[Dataset items]
## BEGIN
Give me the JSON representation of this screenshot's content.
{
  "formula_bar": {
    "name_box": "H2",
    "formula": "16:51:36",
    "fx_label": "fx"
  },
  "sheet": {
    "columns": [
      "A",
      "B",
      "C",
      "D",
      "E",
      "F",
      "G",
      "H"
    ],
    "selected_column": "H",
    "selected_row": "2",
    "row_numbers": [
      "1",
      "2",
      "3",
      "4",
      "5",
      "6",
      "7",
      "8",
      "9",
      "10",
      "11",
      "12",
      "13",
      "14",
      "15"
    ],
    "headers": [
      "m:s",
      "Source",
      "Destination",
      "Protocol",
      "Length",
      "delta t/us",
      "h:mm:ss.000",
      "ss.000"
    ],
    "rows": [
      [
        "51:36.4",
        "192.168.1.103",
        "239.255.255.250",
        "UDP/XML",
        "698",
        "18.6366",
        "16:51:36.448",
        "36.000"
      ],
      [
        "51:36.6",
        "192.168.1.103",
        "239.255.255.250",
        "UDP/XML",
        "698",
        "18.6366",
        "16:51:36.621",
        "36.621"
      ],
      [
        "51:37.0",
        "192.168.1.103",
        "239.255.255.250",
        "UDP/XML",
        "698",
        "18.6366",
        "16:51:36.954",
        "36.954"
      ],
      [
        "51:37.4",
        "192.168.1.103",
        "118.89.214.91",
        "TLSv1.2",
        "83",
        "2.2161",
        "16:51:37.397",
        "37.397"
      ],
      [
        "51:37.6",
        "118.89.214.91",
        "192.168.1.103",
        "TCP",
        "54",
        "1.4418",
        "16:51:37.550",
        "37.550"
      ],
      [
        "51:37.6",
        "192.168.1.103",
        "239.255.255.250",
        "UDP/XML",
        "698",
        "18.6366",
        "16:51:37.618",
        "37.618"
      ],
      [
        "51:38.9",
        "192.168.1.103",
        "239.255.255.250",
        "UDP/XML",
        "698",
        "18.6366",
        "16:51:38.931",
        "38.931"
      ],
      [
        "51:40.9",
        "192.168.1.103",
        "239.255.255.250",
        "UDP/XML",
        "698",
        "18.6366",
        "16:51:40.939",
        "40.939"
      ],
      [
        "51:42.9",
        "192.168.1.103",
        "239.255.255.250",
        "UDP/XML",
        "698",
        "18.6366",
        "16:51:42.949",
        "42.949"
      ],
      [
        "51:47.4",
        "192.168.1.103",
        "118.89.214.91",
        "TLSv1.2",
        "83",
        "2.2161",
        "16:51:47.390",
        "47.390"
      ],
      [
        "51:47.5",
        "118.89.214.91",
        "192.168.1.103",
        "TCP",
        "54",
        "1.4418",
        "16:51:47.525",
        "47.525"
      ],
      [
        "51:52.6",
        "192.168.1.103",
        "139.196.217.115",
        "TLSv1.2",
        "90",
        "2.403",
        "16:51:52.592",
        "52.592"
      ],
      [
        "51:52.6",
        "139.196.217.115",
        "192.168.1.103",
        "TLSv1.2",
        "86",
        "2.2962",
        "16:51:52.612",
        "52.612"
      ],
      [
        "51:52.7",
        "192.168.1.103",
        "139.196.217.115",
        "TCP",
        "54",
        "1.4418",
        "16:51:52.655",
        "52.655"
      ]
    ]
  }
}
## END
▶ [Do this]: Reproduce the complete set of lines precisely as supplied.

▶ [Result of the task]:
Give me the JSON representation of this screenshot's content.
{
  "formula_bar": {
    "name_box": "H2",
    "formula": "16:51:36",
    "fx_label": "fx"
  },
  "sheet": {
    "columns": [
      "A",
      "B",
      "C",
      "D",
      "E",
      "F",
      "G",
      "H"
    ],
    "selected_column": "H",
    "selected_row": "2",
    "row_numbers": [
      "1",
      "2",
      "3",
      "4",
      "5",
      "6",
      "7",
      "8",
      "9",
      "10",
      "11",
      "12",
      "13",
      "14",
      "15"
    ],
    "headers": [
      "m:s",
      "Source",
      "Destination",
      "Protocol",
      "Length",
      "delta t/us",
      "h:mm:ss.000",
      "ss.000"
    ],
    "rows": [
      [
        "51:36.4",
        "192.168.1.103",
        "239.255.255.250",
        "UDP/XML",
        "698",
        "18.6366",
        "16:51:36.448",
        "36.000"
      ],
      [
        "51:36.6",
        "192.168.1.103",
        "239.255.255.250",
        "UDP/XML",
        "698",
        "18.6366",
        "16:51:36.621",
        "36.621"
      ],
      [
        "51:37.0",
        "192.168.1.103",
        "239.255.255.250",
        "UDP/XML",
        "698",
        "18.6366",
        "16:51:36.954",
        "36.954"
      ],
      [
        "51:37.4",
        "192.168.1.103",
        "118.89.214.91",
        "TLSv1.2",
        "83",
        "2.2161",
        "16:51:37.397",
        "37.397"
      ],
      [
        "51:37.6",
        "118.89.214.91",
        "192.168.1.103",
        "TCP",
        "54",
        "1.4418",
        "16:51:37.550",
        "37.550"
      ],
      [
        "51:37.6",
        "192.168.1.103",
        "239.255.255.250",
        "UDP/XML",
        "698",
        "18.6366",
        "16:51:37.618",
        "37.618"
      ],
      [
        "51:38.9",
        "192.168.1.103",
        "239.255.255.250",
        "UDP/XML",
        "698",
        "18.6366",
        "16:51:38.931",
        "38.931"
      ],
      [
        "51:40.9",
        "192.168.1.103",
        "239.255.255.250",
        "UDP/XML",
        "698",
        "18.6366",
        "16:51:40.939",
        "40.939"
      ],
      [
        "51:42.9",
        "192.168.1.103",
        "239.255.255.250",
        "UDP/XML",
        "698",
        "18.6366",
        "16:51:42.949",
        "42.949"
      ],
      [
        "51:47.4",
        "192.168.1.103",
        "118.89.214.91",
        "TLSv1.2",
        "83",
        "2.2161",
        "16:51:47.390",
        "47.390"
      ],
      [
        "51:47.5",
        "118.89.214.91",
        "192.168.1.103",
        "TCP",
        "54",
        "1.4418",
        "16:51:47.525",
        "47.525"
      ],
      [
        "51:52.6",
        "192.168.1.103",
        "139.196.217.115",
        "TLSv1.2",
        "90",
        "2.403",
        "16:51:52.592",
        "52.592"
      ],
      [
        "51:52.6",
        "139.196.217.115",
        "192.168.1.103",
        "TLSv1.2",
        "86",
        "2.2962",
        "16:51:52.612",
        "52.612"
      ],
      [
        "51:52.7",
        "192.168.1.103",
        "139.196.217.115",
        "TCP",
        "54",
        "1.4418",
        "16:51:52.655",
        "52.655"
      ]
    ]
  }
}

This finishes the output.